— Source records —
►

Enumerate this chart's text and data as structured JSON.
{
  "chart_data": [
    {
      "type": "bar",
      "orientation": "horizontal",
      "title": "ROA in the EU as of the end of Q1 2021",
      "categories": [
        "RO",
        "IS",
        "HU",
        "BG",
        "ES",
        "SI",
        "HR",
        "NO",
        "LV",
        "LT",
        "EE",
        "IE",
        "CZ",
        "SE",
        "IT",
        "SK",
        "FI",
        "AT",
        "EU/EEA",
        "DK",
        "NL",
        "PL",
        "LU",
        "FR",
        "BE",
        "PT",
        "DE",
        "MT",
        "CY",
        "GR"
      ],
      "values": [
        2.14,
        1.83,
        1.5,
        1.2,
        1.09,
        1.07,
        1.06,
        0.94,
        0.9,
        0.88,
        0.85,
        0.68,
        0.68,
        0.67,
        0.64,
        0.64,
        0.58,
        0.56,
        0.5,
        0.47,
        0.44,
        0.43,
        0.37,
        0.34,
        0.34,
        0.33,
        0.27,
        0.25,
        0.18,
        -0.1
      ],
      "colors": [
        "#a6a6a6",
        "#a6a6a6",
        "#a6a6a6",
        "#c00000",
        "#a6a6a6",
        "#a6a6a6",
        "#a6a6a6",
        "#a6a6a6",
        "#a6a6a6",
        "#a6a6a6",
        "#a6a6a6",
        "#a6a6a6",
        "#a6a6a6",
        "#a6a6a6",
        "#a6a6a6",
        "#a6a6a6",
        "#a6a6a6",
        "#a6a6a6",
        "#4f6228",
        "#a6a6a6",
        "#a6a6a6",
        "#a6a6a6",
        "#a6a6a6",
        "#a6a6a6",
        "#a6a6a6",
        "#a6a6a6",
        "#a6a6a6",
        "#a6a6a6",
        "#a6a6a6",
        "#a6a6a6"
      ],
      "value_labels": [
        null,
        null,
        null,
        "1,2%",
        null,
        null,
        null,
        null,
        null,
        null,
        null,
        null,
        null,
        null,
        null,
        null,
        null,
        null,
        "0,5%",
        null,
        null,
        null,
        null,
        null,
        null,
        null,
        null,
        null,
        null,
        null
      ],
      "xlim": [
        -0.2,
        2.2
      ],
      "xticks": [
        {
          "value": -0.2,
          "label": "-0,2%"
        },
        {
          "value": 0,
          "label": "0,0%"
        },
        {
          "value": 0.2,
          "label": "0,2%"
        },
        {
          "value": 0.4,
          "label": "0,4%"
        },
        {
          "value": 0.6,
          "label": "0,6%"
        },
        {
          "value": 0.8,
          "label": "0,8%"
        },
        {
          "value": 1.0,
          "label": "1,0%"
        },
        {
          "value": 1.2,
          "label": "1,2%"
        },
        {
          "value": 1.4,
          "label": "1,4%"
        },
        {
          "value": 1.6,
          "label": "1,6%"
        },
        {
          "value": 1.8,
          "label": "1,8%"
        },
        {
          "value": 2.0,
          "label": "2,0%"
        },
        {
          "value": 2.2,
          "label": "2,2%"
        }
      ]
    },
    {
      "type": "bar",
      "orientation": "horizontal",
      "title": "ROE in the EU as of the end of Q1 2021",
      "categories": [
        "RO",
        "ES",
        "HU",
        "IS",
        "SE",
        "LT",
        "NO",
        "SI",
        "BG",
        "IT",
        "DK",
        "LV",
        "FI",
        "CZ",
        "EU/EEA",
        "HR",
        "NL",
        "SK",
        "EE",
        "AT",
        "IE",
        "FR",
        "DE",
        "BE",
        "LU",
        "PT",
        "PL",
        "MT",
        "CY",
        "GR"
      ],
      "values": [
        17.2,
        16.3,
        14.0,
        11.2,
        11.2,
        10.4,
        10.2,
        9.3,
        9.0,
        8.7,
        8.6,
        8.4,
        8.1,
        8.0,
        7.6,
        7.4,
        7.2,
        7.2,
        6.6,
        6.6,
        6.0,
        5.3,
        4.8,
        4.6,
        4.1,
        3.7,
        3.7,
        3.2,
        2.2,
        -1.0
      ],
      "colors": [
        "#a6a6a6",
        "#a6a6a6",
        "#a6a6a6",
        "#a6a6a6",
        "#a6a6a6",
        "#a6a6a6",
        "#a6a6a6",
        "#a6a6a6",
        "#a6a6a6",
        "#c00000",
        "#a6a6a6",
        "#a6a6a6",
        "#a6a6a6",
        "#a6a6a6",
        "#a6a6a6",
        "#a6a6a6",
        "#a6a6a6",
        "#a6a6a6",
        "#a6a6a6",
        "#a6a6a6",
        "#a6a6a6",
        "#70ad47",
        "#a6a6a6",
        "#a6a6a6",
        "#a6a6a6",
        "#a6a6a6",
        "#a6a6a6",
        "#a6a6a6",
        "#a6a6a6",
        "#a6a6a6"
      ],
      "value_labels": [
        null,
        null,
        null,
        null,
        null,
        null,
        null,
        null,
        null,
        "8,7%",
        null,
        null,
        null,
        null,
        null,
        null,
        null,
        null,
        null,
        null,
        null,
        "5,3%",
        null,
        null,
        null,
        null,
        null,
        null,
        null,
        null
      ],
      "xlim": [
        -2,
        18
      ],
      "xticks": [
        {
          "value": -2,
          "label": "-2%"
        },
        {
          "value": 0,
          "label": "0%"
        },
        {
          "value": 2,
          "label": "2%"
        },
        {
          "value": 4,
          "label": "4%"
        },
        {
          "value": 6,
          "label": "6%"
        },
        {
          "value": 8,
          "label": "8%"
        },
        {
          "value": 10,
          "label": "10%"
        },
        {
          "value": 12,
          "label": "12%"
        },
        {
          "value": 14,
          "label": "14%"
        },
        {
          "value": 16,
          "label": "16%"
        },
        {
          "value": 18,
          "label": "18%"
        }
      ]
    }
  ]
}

◄

— Short task —
The lines to collect are those holding the string "title"; copy them all.

— Response for this exercise —
      "title": "ROA in the EU as of the end of Q1 2021",
      "title": "ROE in the EU as of the end of Q1 2021",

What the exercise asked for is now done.